DATASET EXCERPTS
—————

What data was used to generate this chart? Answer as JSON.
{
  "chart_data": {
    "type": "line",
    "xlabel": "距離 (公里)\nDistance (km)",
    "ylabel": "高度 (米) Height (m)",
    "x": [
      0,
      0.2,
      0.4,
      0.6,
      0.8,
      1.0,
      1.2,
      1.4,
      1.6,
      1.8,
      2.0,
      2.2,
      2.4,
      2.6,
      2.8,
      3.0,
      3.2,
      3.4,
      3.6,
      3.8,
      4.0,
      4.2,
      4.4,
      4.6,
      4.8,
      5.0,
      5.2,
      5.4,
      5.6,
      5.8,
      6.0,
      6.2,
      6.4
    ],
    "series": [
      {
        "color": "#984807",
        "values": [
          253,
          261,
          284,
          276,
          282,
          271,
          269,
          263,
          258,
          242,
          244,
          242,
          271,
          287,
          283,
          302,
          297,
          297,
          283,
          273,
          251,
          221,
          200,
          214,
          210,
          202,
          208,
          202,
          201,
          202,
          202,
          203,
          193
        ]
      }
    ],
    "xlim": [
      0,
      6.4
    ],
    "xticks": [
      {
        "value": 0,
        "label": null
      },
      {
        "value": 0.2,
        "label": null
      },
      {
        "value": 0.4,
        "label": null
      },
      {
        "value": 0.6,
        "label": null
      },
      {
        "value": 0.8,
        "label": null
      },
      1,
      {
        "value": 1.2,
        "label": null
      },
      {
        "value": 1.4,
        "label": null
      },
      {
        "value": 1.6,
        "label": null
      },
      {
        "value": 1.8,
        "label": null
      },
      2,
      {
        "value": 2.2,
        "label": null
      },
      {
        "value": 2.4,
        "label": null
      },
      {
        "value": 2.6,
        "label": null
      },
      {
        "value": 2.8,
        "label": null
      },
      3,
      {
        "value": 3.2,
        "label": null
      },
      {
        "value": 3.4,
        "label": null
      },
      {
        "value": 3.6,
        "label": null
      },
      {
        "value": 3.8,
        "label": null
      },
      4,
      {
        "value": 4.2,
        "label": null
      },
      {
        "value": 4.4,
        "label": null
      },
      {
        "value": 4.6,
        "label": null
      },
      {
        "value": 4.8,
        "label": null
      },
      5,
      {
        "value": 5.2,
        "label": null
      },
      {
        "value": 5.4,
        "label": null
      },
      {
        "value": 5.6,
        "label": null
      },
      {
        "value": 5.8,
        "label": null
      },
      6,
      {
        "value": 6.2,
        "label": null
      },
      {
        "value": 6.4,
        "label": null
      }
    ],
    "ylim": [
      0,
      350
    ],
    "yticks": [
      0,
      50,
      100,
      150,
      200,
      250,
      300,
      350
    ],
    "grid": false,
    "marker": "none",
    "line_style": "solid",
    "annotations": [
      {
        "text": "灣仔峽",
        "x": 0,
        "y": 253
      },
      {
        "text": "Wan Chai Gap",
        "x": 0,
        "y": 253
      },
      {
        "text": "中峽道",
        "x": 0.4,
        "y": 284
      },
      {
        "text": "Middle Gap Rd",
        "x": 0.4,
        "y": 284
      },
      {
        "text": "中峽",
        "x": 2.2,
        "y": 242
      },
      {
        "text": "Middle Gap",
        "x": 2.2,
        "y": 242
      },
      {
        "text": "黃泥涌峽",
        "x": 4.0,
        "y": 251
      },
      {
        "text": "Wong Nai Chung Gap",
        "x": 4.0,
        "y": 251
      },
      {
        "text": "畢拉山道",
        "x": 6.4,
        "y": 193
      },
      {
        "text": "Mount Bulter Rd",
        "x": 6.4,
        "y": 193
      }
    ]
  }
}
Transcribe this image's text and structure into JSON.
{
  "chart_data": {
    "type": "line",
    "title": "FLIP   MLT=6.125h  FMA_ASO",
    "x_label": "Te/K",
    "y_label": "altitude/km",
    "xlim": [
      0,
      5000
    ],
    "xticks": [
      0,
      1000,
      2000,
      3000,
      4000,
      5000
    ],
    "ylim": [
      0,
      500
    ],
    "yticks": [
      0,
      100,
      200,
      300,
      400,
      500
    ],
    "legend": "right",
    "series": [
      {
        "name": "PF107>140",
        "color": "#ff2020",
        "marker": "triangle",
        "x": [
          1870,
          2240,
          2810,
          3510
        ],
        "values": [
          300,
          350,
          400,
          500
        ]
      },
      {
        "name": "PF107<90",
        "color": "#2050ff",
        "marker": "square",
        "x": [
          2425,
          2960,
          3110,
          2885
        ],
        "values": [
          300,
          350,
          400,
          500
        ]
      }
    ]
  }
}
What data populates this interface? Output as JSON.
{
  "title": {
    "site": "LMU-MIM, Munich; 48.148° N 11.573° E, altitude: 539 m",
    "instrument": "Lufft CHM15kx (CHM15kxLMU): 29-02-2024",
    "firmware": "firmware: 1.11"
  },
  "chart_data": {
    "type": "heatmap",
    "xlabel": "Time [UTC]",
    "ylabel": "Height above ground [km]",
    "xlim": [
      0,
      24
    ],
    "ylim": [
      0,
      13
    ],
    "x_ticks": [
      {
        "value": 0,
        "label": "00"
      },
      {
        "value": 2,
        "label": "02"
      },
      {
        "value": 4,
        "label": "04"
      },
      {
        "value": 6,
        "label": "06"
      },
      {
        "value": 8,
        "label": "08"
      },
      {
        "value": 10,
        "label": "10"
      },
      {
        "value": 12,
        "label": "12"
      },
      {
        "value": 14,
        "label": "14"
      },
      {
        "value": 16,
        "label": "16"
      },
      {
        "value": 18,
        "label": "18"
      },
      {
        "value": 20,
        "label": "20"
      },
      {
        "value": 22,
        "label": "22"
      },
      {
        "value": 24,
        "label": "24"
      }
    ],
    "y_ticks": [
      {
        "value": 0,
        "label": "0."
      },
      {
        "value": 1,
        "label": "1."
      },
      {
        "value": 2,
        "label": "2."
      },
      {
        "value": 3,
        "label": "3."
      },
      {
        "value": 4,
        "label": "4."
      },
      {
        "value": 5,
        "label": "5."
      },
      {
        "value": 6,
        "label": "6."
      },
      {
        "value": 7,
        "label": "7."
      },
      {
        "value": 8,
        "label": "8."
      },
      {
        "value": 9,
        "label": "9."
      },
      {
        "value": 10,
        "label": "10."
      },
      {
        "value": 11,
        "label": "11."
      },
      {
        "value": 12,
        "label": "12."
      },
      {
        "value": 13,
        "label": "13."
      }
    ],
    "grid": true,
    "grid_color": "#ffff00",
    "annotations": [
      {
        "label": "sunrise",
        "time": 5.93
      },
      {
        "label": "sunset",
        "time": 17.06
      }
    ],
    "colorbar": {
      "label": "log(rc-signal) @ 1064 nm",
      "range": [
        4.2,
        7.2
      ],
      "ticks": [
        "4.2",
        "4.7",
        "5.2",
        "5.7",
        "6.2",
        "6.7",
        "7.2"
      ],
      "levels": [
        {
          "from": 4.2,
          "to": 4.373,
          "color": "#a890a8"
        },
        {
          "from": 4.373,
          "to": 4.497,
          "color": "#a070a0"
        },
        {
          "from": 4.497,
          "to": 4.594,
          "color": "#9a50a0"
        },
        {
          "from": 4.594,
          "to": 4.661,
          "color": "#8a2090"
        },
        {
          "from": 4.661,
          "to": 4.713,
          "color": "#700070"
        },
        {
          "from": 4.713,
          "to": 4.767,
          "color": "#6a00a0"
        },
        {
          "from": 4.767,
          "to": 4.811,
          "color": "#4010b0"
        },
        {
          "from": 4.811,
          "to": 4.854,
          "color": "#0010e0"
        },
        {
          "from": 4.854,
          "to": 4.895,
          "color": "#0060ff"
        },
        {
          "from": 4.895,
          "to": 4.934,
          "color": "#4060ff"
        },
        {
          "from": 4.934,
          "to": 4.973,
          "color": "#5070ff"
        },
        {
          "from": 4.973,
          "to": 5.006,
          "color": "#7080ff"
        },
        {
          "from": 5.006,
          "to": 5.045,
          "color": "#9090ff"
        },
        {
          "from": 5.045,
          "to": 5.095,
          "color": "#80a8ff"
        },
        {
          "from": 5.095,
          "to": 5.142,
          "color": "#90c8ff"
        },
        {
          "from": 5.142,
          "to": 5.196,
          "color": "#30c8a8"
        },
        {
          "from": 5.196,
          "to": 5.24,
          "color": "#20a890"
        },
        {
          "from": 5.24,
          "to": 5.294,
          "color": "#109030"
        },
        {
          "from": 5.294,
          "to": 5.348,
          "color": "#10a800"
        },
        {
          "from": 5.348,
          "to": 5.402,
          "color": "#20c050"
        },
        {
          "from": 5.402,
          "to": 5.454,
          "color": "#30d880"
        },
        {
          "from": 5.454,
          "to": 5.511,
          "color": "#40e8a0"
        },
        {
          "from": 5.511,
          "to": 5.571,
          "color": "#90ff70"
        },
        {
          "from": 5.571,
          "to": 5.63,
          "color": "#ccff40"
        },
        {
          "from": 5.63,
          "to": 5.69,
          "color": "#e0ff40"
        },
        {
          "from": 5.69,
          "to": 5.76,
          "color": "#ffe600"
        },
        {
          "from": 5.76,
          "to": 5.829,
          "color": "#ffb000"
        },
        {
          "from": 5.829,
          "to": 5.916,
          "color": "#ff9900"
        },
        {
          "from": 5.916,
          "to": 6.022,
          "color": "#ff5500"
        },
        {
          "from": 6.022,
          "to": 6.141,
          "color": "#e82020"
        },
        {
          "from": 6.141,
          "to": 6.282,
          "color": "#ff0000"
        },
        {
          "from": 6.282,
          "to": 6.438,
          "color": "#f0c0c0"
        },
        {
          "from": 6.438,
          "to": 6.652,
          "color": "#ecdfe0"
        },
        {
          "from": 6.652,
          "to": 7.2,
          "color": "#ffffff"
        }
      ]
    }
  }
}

—————

WRITTEN INSTRUCTION
Locate all lines that include the word "Height" and copy them out.

RESPONSE
    "ylabel": "高度 (米) Height (m)",
    "ylabel": "Height above ground [km]",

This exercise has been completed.